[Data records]
----

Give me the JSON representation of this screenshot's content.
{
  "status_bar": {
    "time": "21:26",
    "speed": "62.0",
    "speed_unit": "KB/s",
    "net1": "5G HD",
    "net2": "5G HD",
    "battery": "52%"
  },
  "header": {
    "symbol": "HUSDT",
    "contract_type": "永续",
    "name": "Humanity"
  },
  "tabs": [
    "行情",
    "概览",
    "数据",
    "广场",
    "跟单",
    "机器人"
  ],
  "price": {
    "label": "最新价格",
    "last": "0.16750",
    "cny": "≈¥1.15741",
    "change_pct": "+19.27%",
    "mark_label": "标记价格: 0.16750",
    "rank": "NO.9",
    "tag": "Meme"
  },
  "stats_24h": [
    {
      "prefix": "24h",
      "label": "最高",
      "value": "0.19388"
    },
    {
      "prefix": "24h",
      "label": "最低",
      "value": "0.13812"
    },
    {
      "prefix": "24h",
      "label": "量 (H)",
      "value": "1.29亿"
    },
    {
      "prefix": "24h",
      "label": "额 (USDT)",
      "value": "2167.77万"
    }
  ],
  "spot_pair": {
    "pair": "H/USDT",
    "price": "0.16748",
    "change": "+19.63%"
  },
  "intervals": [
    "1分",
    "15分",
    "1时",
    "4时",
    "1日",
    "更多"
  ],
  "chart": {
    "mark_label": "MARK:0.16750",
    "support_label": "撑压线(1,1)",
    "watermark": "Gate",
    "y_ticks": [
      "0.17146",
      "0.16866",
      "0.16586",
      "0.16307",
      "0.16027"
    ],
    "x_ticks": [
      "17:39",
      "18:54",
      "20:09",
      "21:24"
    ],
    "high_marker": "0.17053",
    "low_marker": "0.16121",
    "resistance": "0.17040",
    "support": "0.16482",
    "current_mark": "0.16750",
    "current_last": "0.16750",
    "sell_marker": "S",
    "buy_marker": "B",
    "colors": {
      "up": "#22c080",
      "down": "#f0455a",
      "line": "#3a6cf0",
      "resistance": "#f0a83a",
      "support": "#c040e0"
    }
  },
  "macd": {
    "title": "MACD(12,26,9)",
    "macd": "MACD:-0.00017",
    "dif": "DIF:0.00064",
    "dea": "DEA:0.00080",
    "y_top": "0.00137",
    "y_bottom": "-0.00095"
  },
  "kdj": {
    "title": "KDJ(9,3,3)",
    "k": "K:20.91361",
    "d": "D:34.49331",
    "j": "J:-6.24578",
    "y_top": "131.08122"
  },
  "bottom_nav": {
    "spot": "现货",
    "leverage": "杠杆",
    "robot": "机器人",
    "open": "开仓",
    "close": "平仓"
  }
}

----

● **Problem**
Write out the full listing, keeping every line exactly as it is.

● **Answer for this exercise**
Give me the JSON representation of this screenshot's content.
{
  "status_bar": {
    "time": "21:26",
    "speed": "62.0",
    "speed_unit": "KB/s",
    "net1": "5G HD",
    "net2": "5G HD",
    "battery": "52%"
  },
  "header": {
    "symbol": "HUSDT",
    "contract_type": "永续",
    "name": "Humanity"
  },
  "tabs": [
    "行情",
    "概览",
    "数据",
    "广场",
    "跟单",
    "机器人"
  ],
  "price": {
    "label": "最新价格",
    "last": "0.16750",
    "cny": "≈¥1.15741",
    "change_pct": "+19.27%",
    "mark_label": "标记价格: 0.16750",
    "rank": "NO.9",
    "tag": "Meme"
  },
  "stats_24h": [
    {
      "prefix": "24h",
      "label": "最高",
      "value": "0.19388"
    },
    {
      "prefix": "24h",
      "label": "最低",
      "value": "0.13812"
    },
    {
      "prefix": "24h",
      "label": "量 (H)",
      "value": "1.29亿"
    },
    {
      "prefix": "24h",
      "label": "额 (USDT)",
      "value": "2167.77万"
    }
  ],
  "spot_pair": {
    "pair": "H/USDT",
    "price": "0.16748",
    "change": "+19.63%"
  },
  "intervals": [
    "1分",
    "15分",
    "1时",
    "4时",
    "1日",
    "更多"
  ],
  "chart": {
    "mark_label": "MARK:0.16750",
    "support_label": "撑压线(1,1)",
    "watermark": "Gate",
    "y_ticks": [
      "0.17146",
      "0.16866",
      "0.16586",
      "0.16307",
      "0.16027"
    ],
    "x_ticks": [
      "17:39",
      "18:54",
      "20:09",
      "21:24"
    ],
    "high_marker": "0.17053",
    "low_marker": "0.16121",
    "resistance": "0.17040",
    "support": "0.16482",
    "current_mark": "0.16750",
    "current_last": "0.16750",
    "sell_marker": "S",
    "buy_marker": "B",
    "colors": {
      "up": "#22c080",
      "down": "#f0455a",
      "line": "#3a6cf0",
      "resistance": "#f0a83a",
      "support": "#c040e0"
    }
  },
  "macd": {
    "title": "MACD(12,26,9)",
    "macd": "MACD:-0.00017",
    "dif": "DIF:0.00064",
    "dea": "DEA:0.00080",
    "y_top": "0.00137",
    "y_bottom": "-0.00095"
  },
  "kdj": {
    "title": "KDJ(9,3,3)",
    "k": "K:20.91361",
    "d": "D:34.49331",
    "j": "J:-6.24578",
    "y_top": "131.08122"
  },
  "bottom_nav": {
    "spot": "现货",
    "leverage": "杠杆",
    "robot": "机器人",
    "open": "开仓",
    "close": "平仓"
  }
}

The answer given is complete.